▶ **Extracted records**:
^^^^^^^^^^^^^^^^

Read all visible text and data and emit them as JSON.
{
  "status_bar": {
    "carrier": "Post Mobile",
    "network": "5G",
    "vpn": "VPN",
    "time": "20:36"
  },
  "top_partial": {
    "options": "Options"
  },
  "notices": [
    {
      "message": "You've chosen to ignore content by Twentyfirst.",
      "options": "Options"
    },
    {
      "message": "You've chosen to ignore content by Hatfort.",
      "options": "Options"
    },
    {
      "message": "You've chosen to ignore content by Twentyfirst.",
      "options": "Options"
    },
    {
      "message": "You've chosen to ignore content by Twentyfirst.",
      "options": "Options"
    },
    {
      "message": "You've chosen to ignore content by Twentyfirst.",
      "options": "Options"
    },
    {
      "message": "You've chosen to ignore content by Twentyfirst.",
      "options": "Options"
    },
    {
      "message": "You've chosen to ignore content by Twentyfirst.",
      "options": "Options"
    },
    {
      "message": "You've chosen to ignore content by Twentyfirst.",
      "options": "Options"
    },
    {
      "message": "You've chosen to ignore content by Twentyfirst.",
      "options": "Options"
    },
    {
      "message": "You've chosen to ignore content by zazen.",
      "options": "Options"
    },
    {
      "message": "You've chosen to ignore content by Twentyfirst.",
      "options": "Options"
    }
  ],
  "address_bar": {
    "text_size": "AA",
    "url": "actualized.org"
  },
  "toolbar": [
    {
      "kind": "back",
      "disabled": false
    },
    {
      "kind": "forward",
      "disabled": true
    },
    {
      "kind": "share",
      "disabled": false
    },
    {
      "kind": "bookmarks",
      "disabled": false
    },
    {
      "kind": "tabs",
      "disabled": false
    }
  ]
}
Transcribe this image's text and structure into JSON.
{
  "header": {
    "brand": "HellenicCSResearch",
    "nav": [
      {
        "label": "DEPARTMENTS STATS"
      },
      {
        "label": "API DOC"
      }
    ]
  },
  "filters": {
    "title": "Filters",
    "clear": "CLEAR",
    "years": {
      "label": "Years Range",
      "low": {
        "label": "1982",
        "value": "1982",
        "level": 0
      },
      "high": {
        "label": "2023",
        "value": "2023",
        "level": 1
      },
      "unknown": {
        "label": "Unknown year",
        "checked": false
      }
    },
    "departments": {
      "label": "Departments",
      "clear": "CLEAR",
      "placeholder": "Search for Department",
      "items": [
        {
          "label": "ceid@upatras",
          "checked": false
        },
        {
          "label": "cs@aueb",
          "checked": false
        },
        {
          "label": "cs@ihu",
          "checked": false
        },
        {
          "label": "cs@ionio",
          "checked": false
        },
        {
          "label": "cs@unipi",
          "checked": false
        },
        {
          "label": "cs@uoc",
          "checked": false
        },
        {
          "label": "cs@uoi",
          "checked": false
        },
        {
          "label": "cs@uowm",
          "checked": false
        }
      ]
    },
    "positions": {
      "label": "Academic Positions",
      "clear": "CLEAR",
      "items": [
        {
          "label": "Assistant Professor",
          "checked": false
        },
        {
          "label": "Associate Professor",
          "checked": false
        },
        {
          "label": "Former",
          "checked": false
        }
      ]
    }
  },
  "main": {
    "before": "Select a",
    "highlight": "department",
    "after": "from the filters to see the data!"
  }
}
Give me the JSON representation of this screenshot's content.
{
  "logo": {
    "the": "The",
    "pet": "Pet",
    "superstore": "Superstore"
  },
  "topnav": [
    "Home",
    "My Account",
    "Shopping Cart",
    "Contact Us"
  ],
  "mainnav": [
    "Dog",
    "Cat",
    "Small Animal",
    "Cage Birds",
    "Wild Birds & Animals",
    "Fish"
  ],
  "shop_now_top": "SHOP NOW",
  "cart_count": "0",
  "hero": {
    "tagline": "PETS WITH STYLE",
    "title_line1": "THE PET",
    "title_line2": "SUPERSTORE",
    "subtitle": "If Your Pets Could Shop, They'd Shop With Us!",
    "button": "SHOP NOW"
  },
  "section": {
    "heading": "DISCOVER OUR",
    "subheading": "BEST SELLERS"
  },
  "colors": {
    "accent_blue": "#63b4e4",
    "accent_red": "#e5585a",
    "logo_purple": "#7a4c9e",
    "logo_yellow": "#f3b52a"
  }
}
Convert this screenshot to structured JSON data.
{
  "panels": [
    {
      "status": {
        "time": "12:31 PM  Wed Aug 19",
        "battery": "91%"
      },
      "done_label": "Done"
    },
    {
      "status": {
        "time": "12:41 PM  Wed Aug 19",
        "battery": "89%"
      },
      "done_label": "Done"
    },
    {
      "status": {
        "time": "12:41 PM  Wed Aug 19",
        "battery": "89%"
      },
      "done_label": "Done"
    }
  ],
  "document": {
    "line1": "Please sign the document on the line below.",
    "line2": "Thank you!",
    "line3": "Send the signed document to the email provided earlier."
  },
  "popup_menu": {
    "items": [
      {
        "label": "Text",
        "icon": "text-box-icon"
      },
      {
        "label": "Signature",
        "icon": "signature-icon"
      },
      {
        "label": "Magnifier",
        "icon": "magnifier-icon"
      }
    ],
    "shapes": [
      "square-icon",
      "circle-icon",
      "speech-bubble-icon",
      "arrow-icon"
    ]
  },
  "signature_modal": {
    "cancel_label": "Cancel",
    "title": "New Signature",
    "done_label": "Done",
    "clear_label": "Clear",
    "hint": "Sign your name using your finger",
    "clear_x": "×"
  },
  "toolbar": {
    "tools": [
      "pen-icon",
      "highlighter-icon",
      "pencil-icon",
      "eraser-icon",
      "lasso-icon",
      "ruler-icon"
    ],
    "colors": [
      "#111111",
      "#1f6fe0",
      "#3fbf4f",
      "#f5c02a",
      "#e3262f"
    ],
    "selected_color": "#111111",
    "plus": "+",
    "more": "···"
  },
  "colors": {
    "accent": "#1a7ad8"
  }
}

^^^^^^^^^^^^^^^^

▶ **Problem description**: Scan the data above and copy every line with "JSON" in it.

▶ **Output of the task**:
Read all visible text and data and emit them as JSON.
Transcribe this image's text and structure into JSON.
Give me the JSON representation of this screenshot's content.
Convert this screenshot to structured JSON data.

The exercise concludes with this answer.